● **KUTIPAN SUMBER**
++++

E. Ruang Lingkup dan Pembatasan Istilah
Ruang lingkup pada penelitian ini adalah :
1. Penelitian dilaksanakan di SMK X , di Kelas XI MM 1, Semester Genap, dengan standar kompetensi I "Menghindari Perilaku Tercela" kompetensi dasar 1) menjelaskan pengertian dosa besar; 2) menyebutkan contoh perbuatan dosa besar; 3) menghindari perbuatan dosa besar dalam kehidupan sehari-hari. dan standar kompetensi II "Meningkatkan Keimanan Pada Kitab-kitab Allah" kompetensi dasar 1) menampilkan perilaku yang mencerminkan keimanan terhadap kitab-kitab Allah; 2) menerapkan hikmah beriman kepada kitab-kitab Allah.
2. Penelitian ini dilaksanakan di SMK X tepatnya di kelas XI MM 1;
3. Penelitian ini dilaksanakan dalam 2 siklus 4 pertemuan dan sebelum melaksanakan siklus 1 dan 2 dilaksanakan pre test sebagai pembanding antara metode yang digunakan guru pelajaran dengan pendekatan konstruktivistik dengan problem based learning.

++++

● **DAFTAR BARIS**
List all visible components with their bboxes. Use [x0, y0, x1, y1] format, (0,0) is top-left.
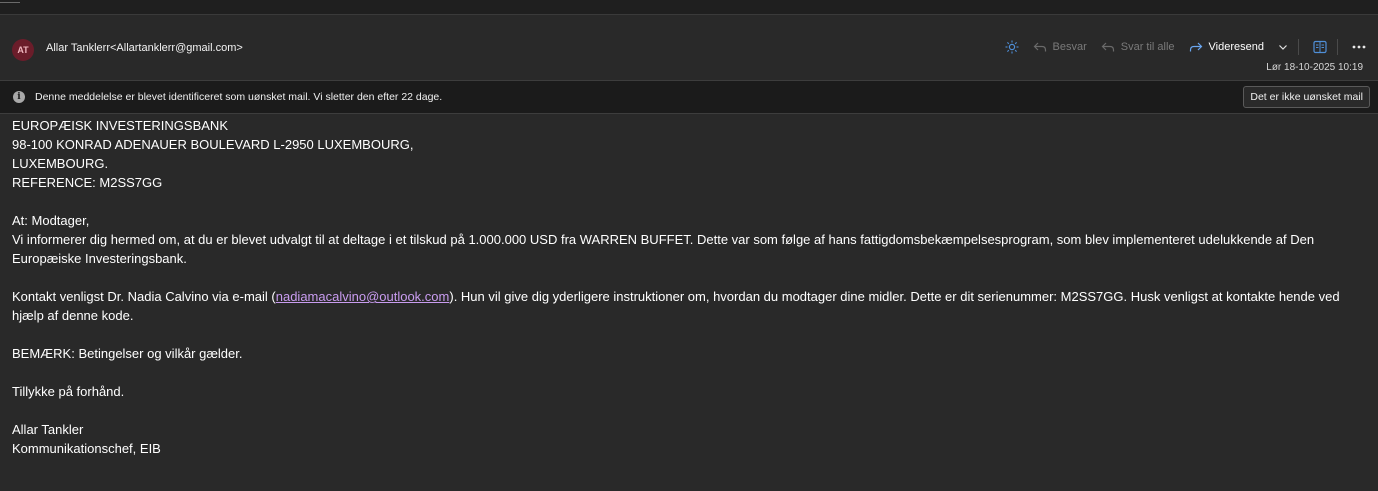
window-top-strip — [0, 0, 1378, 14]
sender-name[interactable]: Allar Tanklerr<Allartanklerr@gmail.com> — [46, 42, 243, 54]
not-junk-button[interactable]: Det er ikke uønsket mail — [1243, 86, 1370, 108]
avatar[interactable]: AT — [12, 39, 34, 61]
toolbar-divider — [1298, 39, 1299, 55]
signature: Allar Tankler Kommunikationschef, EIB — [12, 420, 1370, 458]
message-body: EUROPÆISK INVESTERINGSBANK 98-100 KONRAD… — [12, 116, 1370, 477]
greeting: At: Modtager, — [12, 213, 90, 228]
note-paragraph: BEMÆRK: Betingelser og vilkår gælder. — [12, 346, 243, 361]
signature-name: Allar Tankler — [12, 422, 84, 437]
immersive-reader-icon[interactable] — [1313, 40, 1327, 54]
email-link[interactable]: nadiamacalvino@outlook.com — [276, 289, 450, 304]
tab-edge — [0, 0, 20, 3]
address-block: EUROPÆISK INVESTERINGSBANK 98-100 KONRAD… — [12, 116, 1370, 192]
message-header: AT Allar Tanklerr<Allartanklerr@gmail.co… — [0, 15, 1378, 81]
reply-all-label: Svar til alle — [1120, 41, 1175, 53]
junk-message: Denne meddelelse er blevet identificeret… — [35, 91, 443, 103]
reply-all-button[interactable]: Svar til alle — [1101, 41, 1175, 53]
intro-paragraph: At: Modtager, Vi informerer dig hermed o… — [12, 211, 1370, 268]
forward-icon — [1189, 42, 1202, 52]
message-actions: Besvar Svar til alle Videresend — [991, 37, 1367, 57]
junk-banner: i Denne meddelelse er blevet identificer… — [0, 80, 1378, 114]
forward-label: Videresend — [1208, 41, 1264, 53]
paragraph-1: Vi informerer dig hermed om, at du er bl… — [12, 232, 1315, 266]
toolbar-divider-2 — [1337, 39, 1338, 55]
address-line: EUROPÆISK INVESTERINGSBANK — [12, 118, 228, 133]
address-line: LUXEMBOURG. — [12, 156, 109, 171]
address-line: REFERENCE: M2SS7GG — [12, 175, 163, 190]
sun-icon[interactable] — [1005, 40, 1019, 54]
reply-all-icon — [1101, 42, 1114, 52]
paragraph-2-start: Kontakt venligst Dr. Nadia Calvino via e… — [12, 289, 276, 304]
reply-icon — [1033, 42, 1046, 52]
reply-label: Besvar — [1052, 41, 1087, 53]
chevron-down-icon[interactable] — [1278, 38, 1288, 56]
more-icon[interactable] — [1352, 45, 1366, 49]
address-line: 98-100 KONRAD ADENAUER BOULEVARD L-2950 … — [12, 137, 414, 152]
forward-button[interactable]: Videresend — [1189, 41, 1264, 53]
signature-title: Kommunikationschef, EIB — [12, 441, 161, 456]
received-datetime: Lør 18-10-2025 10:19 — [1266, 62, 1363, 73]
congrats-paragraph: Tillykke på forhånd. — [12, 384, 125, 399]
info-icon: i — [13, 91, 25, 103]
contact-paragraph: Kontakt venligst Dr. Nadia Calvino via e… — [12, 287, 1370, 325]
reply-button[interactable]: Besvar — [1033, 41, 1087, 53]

++++

● **TUGAS 1**
Menurut kutipan tentang ruang lingkup penelitian, dalam berapa siklus dan berapa pertemuan penelitian itu dilaksanakan?
● **TUGAS 2**
Salin seluruh bagian kutipan tentang ruang lingkup penelitian, mulai dari "2. Penelitian ini" terus ke bawah sampai dengan "problem based learning.".
● **TUGAS 3**
Teruskan kutipan tentang ruang lingkup penelitian di SMK X mulai dari bagian terakhir yang ada.

● **JAWABAN 1**
Penelitian itu dilaksanakan dalam 2 siklus dengan 4 pertemuan.

● **JAWABAN 2**
2. Penelitian ini dilaksanakan di SMK X tepatnya di kelas XI MM 1;
3. Penelitian ini dilaksanakan dalam 2 siklus 4 pertemuan dan sebelum melaksanakan siklus 1 dan 2 dilaksanakan pre test sebagai pembanding antara metode yang digunakan guru pelajaran dengan pendekatan konstruktivistik dengan problem based learning.

● **JAWABAN 3**
Batasan istilah pada penelitian ini adalah :
1. Pendekatan konstruktivistik adalah strategi pembelajaran yang menyatakan bahwa siswa harus menemukan sendiri dan mentransformasikan informasi kompleks yang dia dapatkan kemudian di konstruksikan secara aktif;
2. Problem based Learning adalah metode instruksional yang menantang siswa agar "belajar untuk belajar," bekerja sama dalam kelompok untuk mencari solusi bagi masalah yang nyata;
3. Pembelajaran Aqidah Akhlak adalah upaya sadar dan terencana dalam menyiapkan peserta didik untuk mengenal, memahami, menghayati dan mengimani Allah SWT dan merealisasikannya dalam perilaku akhlak mulia dalam kehidupan sehari-hari berdasarkan Qur'an dan Hadits melalui kegiatan bimbingan, pengajaran, latihan, serta penggunaan pengalaman.

F. Sistematika Pembahasan
Dalam penyusunan sistematika pembahasan penulisan skripsi ini, terdiri dari enam bab, yang mana masing-masing bab disusun secara sistematis dan mempakan kesatuan yang tidak dapat dipisahkan antara satu dengan yang bab yang lainnya.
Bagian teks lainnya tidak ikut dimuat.